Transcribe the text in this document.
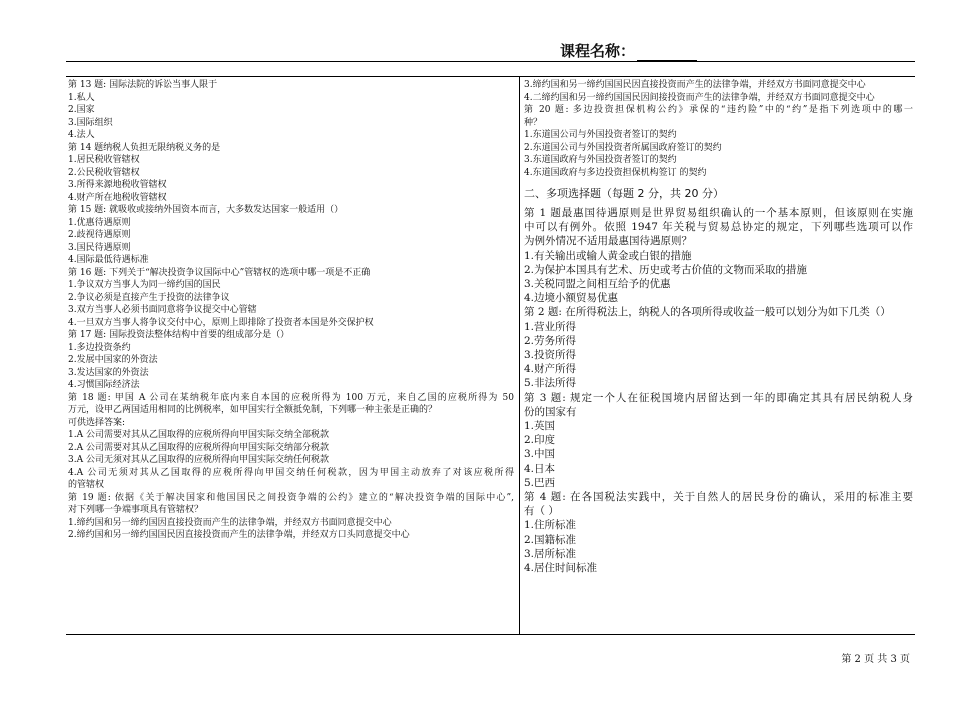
课程名称：
第 13 题: 国际法院的诉讼当事人限于
1.私人
2.国家
3.国际组织
4.法人
第 14 题纳税人负担无限纳税义务的是
1.居民税收管辖权
2.公民税收管辖权
3.所得来源地税收管辖权
4.财产所在地税收管辖权
第 15 题: 就吸收或接纳外国资本而言，大多数发达国家一般适用（）
1.优惠待遇原则
2.歧视待遇原则
3.国民待遇原则
4.国际最低待遇标准
第 16 题: 下列关于“解决投资争议国际中心”管辖权的选项中哪一项是不正确
1.争议双方当事人为同一缔约国的国民
2.争议必须是直接产生于投资的法律争议
3.双方当事人必须书面同意将争议提交中心管辖
4.一旦双方当事人将争议交付中心，原则上即排除了投资者本国是外交保护权
第 17 题: 国际投资法整体结构中首要的组成部分是（）
1.多边投资条约
2.发展中国家的外资法
3.发达国家的外资法
4.习惯国际经济法
第 18 题: 甲国 A 公司在某纳税年底内来自本国的应税所得为 100 万元，来自乙国的应税所得为 50
万元，设甲乙两国适用相同的比例税率，如甲国实行全额抵免制，下列哪一种主张是正确的？
可供选择答案:
1.A 公司需要对其从乙国取得的应税所得向甲国实际交纳全部税款
2.A 公司需要对其从乙国取得的应税所得向甲国实际交纳部分税款
3.A 公司无须对其从乙国取得的应税所得向甲国实际交纳任何税款
4.A 公司无须对其从乙国取得的应税所得向甲国交纳任何税款，因为甲国主动放弃了对该应税所得
的管辖权
第 19 题: 依据《关于解决国家和他国国民之间投资争端的公约》建立的“解决投资争端的国际中心”,
对下列哪一争端事项具有管辖权？
1.缔约国和另一缔约国因直接投资而产生的法律争端，并经双方书面同意提交中心
2.缔约国和另一缔约国国民因直接投资而产生的法律争端，并经双方口头同意提交中心
3.缔约国和另一缔约国国民因直接投资而产生的法律争端，并经双方书面同意提交中心
4.二缔约国和另一缔约国国民因间接投资而产生的法律争端，并经双方书面同意提交中心
第 20 题: 多边投资担保机构公约》承保的“违约险”中的“约”是指下列选项中的哪一
种？
1.东道国公司与外国投资者签订的契约
2.东道国公司与外国投资者所属国政府签订的契约
3.东道国政府与外国投资者签订的契约
4.东道国政府与多边投资担保机构签订 的契约
二、多项选择题（每题 2 分，共 20 分）
第 1 题最惠国待遇原则是世界贸易组织确认的一个基本原则，但该原则在实施
中可以有例外。依照 1947 年关税与贸易总协定的规定，下列哪些选项可以作
为例外情况不适用最惠国待遇原则？
1.有关输出或输人黄金或白银的措施
2.为保护本国具有艺术、历史或考古价值的文物而采取的措施
3.关税同盟之间相互给予的优惠
4.边境小额贸易优惠
第 2 题: 在所得税法上，纳税人的各项所得或收益一般可以划分为如下几类（）
1.营业所得
2.劳务所得
3.投资所得
4.财产所得
5.非法所得
第 3 题: 规定一个人在征税国境内居留达到一年的即确定其具有居民纳税人身
份的国家有
1.英国
2.印度
3.中国
4.日本
5.巴西
第 4 题: 在各国税法实践中，关于自然人的居民身份的确认，采用的标准主要
有（ ）
1.住所标准
2.国籍标准
3.居所标准
4.居住时间标准
第 2 页 共 3 页
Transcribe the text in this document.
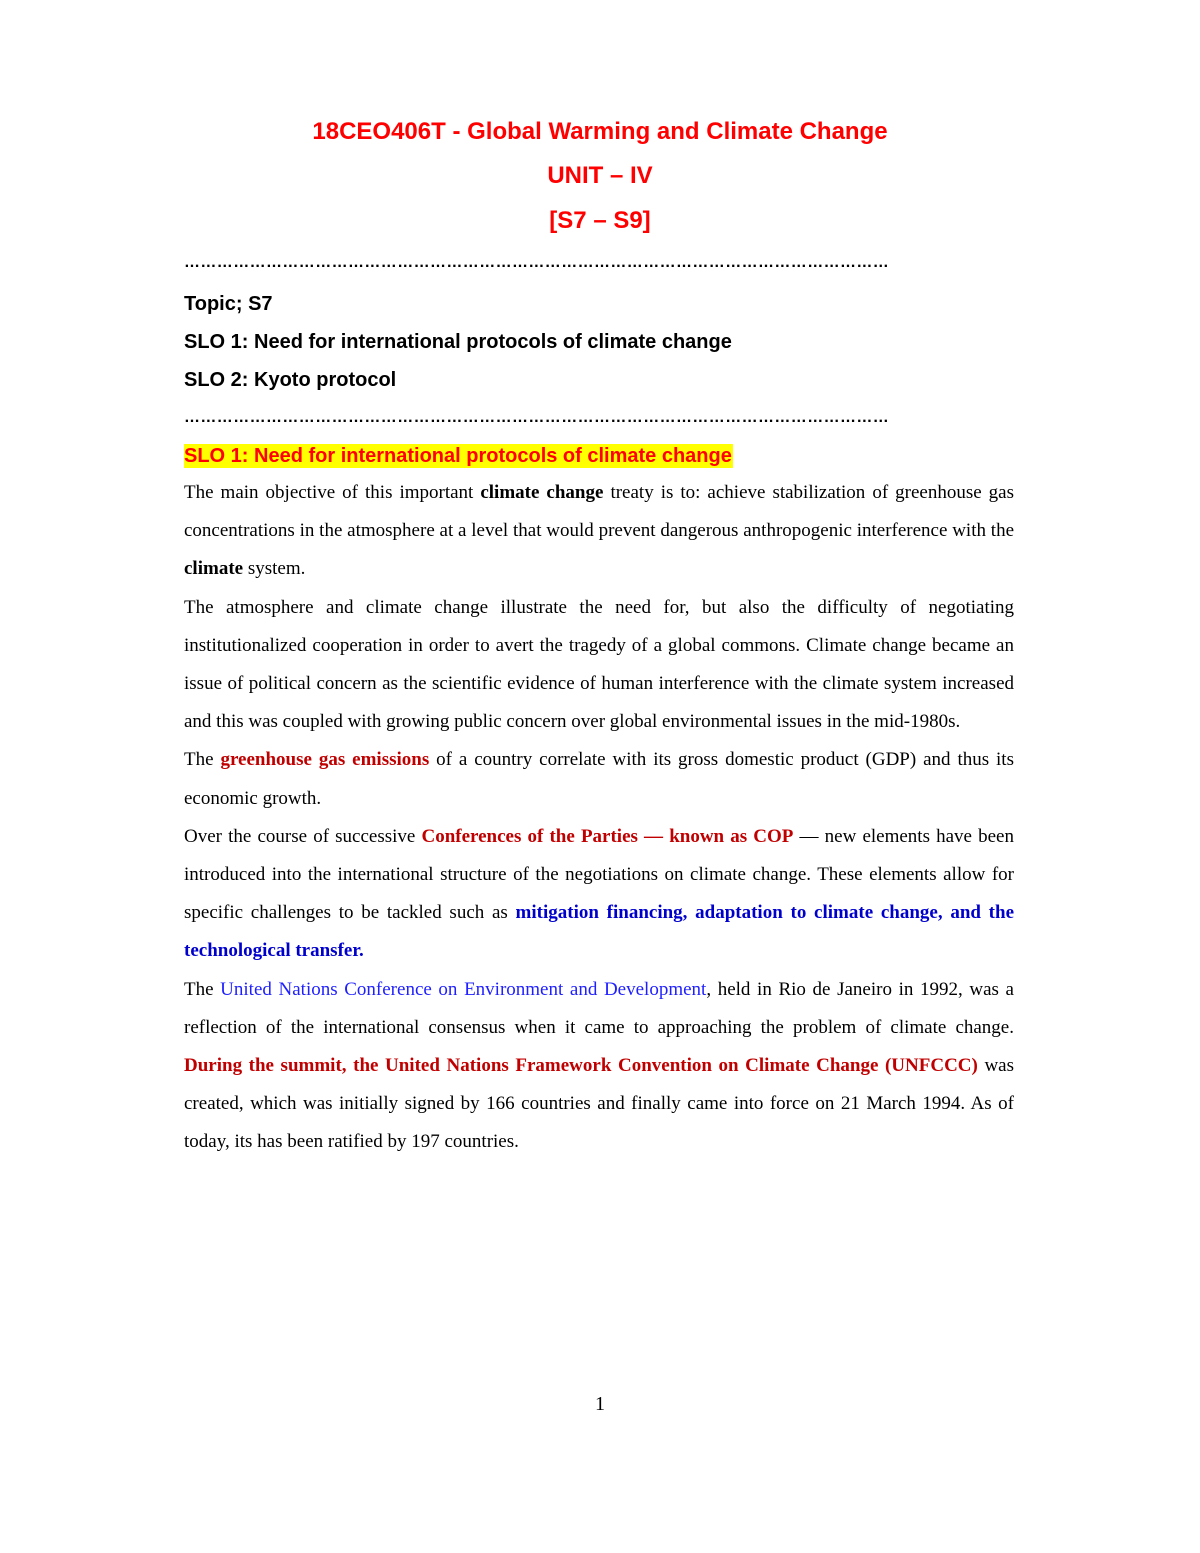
18CEO406T - Global Warming and Climate Change
UNIT – IV
[S7 – S9]
…………………………………………………………………………………………………………………
Topic; S7
SLO 1: Need for international protocols of climate change
SLO 2: Kyoto protocol
…………………………………………………………………………………………………………………
SLO 1: Need for international protocols of climate change

The main objective of this important climate change treaty is to: achieve stabilization of greenhouse gas concentrations in the atmosphere at a level that would prevent dangerous anthropogenic interference with the climate system.

The atmosphere and climate change illustrate the need for, but also the difficulty of negotiating institutionalized cooperation in order to avert the tragedy of a global commons. Climate change became an issue of political concern as the scientific evidence of human interference with the climate system increased and this was coupled with growing public concern over global environmental issues in the mid-1980s.

The greenhouse gas emissions of a country correlate with its gross domestic product (GDP) and thus its economic growth.

Over the course of successive Conferences of the Parties — known as COP — new elements have been introduced into the international structure of the negotiations on climate change. These elements allow for specific challenges to be tackled such as mitigation financing, adaptation to climate change, and the technological transfer.

The United Nations Conference on Environment and Development, held in Rio de Janeiro in 1992, was a reflection of the international consensus when it came to approaching the problem of climate change. During the summit, the United Nations Framework Convention on Climate Change (UNFCCC) was created, which was initially signed by 166 countries and finally came into force on 21 March 1994. As of today, its has been ratified by 197 countries.

1
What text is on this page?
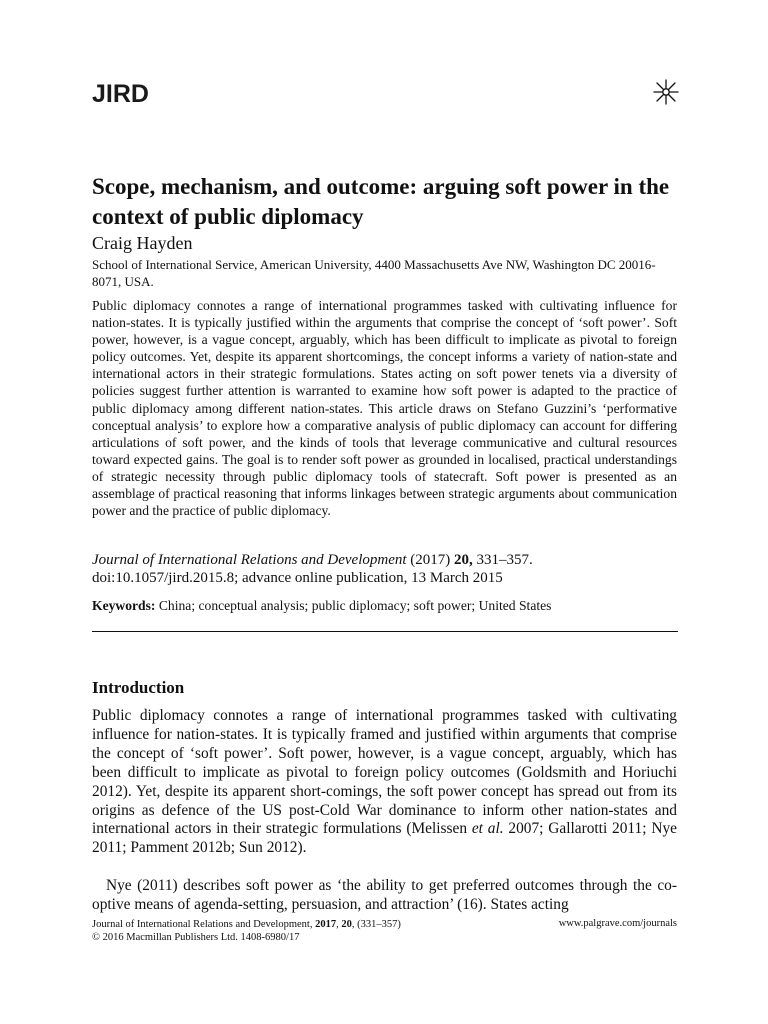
JIRD
Scope, mechanism, and outcome: arguing soft power in the context of public diplomacy
Craig Hayden
School of International Service, American University, 4400 Massachusetts Ave NW, Washington DC 20016-8071, USA.

Public diplomacy connotes a range of international programmes tasked with cultivating influence for nation-states. It is typically justified within the arguments that comprise the concept of ‘soft power’. Soft power, however, is a vague concept, arguably, which has been difficult to implicate as pivotal to foreign policy outcomes. Yet, despite its apparent shortcomings, the concept informs a variety of nation-state and international actors in their strategic formulations. States acting on soft power tenets via a diversity of policies suggest further attention is warranted to examine how soft power is adapted to the practice of public diplomacy among different nation-states. This article draws on Stefano Guzzini’s ‘performative conceptual analysis’ to explore how a comparative analysis of public diplomacy can account for differing articulations of soft power, and the kinds of tools that leverage communicative and cultural resources toward expected gains. The goal is to render soft power as grounded in localised, practical understandings of strategic necessity through public diplomacy tools of statecraft. Soft power is presented as an assemblage of practical reasoning that informs linkages between strategic arguments about communication power and the practice of public diplomacy.

Journal of International Relations and Development (2017) 20, 331–357.
doi:10.1057/jird.2015.8; advance online publication, 13 March 2015
Keywords: China; conceptual analysis; public diplomacy; soft power; United States
Introduction

Public diplomacy connotes a range of international programmes tasked with cultivating influence for nation-states. It is typically framed and justified within arguments that comprise the concept of ‘soft power’. Soft power, however, is a vague concept, arguably, which has been difficult to implicate as pivotal to foreign policy outcomes (Goldsmith and Horiuchi 2012). Yet, despite its apparent short-comings, the soft power concept has spread out from its origins as defence of the US post-Cold War dominance to inform other nation-states and international actors in their strategic formulations (Melissen et al. 2007; Gallarotti 2011; Nye 2011; Pamment 2012b; Sun 2012).

Nye (2011) describes soft power as ‘the ability to get preferred outcomes through the co-optive means of agenda-setting, persuasion, and attraction’ (16). States acting

Journal of International Relations and Development, 2017, 20, (331–357)
© 2016 Macmillan Publishers Ltd. 1408-6980/17
www.palgrave.com/journals
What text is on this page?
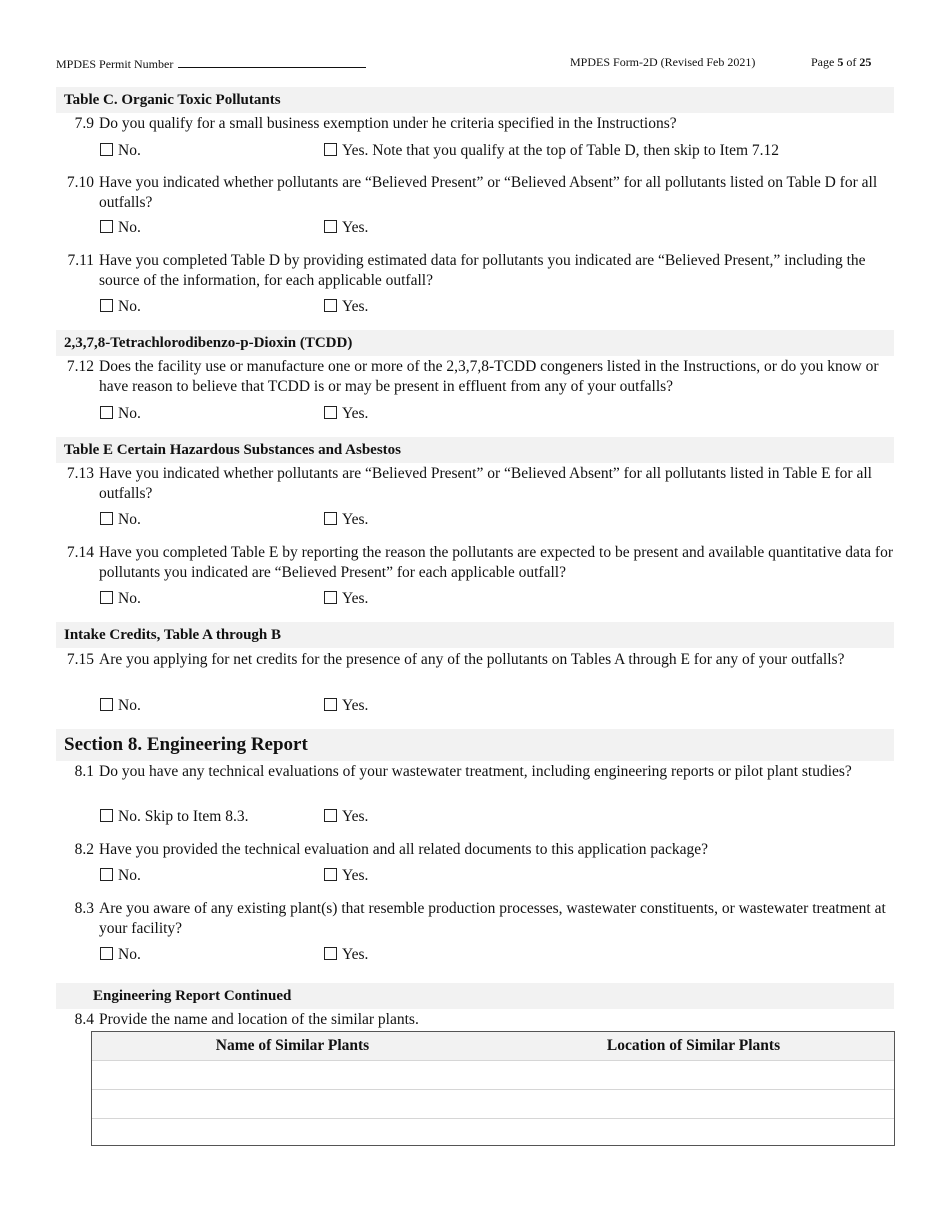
MPDES Permit Number	MPDES Form-2D (Revised Feb 2021)	Page 5 of 25
Table C. Organic Toxic Pollutants
7.9 Do you qualify for a small business exemption under he criteria specified in the Instructions?
No.	Yes. Note that you qualify at the top of Table D, then skip to Item 7.12
7.10 Have you indicated whether pollutants are “Believed Present” or “Believed Absent” for all pollutants listed on Table D for all outfalls?
No.	Yes.
7.11 Have you completed Table D by providing estimated data for pollutants you indicated are “Believed Present,” including the source of the information, for each applicable outfall?
No.	Yes.
2,3,7,8-Tetrachlorodibenzo-p-Dioxin (TCDD)
7.12 Does the facility use or manufacture one or more of the 2,3,7,8-TCDD congeners listed in the Instructions, or do you know or have reason to believe that TCDD is or may be present in effluent from any of your outfalls?
No.	Yes.
Table E Certain Hazardous Substances and Asbestos
7.13 Have you indicated whether pollutants are “Believed Present” or “Believed Absent” for all pollutants listed in Table E for all outfalls?
No.	Yes.
7.14 Have you completed Table E by reporting the reason the pollutants are expected to be present and available quantitative data for pollutants you indicated are “Believed Present” for each applicable outfall?
No.	Yes.
Intake Credits, Table A through B
7.15 Are you applying for net credits for the presence of any of the pollutants on Tables A through E for any of your outfalls?
No.	Yes.
Section 8. Engineering Report
8.1 Do you have any technical evaluations of your wastewater treatment, including engineering reports or pilot plant studies?
No. Skip to Item 8.3.	Yes.
8.2 Have you provided the technical evaluation and all related documents to this application package?
No.	Yes.
8.3 Are you aware of any existing plant(s) that resemble production processes, wastewater constituents, or wastewater treatment at your facility?
No.	Yes.
Engineering Report Continued
8.4 Provide the name and location of the similar plants.
Name of Similar Plants	Location of Similar Plants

◆ **AIM**
Identify the lines of the entries containing the string "system". Copy each such line.

◆ **WRITTEN SOLUTION**
The main objective of this important climate change treaty is to: achieve stabilization of greenhouse gas concentrations in the atmosphere at a level that would prevent dangerous anthropogenic interference with the climate system.
The atmosphere and climate change illustrate the need for, but also the difficulty of negotiating institutionalized cooperation in order to avert the tragedy of a global commons. Climate change became an issue of political concern as the scientific evidence of human interference with the climate system increased and this was coupled with growing public concern over global environmental issues in the mid-1980s.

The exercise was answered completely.